__Extracted records__:
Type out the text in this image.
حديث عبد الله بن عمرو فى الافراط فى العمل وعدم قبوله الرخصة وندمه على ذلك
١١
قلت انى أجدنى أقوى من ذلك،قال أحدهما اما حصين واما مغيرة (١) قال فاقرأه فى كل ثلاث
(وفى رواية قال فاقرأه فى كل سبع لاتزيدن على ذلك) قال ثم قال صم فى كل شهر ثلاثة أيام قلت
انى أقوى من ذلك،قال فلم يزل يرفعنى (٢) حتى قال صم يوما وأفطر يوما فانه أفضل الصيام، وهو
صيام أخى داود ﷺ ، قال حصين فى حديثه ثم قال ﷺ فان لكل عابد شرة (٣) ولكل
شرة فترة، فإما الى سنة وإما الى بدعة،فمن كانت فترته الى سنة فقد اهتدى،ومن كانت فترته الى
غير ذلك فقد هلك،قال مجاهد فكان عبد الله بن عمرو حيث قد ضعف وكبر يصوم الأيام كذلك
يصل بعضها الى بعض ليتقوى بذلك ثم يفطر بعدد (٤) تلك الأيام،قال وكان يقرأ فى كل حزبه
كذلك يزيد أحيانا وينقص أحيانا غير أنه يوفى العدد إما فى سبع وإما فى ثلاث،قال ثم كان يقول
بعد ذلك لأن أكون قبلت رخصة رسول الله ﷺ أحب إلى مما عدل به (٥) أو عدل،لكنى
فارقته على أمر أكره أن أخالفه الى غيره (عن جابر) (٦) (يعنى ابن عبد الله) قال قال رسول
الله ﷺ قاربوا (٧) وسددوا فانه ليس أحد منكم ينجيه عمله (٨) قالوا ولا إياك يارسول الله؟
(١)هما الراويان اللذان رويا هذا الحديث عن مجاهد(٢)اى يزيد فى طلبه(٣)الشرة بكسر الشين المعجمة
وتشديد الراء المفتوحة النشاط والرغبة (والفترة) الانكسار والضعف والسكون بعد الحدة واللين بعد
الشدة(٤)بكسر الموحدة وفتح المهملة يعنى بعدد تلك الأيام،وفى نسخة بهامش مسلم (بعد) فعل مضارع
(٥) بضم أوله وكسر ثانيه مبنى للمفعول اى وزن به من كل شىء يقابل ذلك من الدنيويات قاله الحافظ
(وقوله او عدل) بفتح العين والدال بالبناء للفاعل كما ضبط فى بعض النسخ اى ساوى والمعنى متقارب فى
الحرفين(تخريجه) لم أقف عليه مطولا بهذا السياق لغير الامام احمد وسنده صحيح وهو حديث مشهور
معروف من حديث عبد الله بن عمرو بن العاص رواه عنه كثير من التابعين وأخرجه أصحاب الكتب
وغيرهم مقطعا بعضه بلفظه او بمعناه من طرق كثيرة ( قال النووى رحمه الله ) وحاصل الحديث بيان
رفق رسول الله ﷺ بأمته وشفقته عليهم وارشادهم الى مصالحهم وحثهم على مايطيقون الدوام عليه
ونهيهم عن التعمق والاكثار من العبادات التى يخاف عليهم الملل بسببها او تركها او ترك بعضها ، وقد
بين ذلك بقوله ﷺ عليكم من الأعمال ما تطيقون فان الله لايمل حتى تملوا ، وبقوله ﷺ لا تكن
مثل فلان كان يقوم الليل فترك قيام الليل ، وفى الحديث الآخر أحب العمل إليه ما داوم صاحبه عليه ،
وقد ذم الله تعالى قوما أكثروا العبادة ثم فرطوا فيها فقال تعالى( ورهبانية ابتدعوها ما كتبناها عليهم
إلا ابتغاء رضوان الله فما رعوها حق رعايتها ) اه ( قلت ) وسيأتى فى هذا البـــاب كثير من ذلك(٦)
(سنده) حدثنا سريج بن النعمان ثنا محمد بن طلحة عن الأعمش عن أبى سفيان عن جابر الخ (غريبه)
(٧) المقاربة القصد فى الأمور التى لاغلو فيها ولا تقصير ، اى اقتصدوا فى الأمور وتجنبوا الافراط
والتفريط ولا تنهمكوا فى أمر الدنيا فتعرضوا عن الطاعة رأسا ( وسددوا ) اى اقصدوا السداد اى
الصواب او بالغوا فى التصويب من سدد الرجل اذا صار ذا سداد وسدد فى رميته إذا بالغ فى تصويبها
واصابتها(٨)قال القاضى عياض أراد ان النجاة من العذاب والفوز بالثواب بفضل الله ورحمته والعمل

__Written request__:
Each line that contains the word "بعضها" counts toward the total; give only that total.

__Correct response__:
2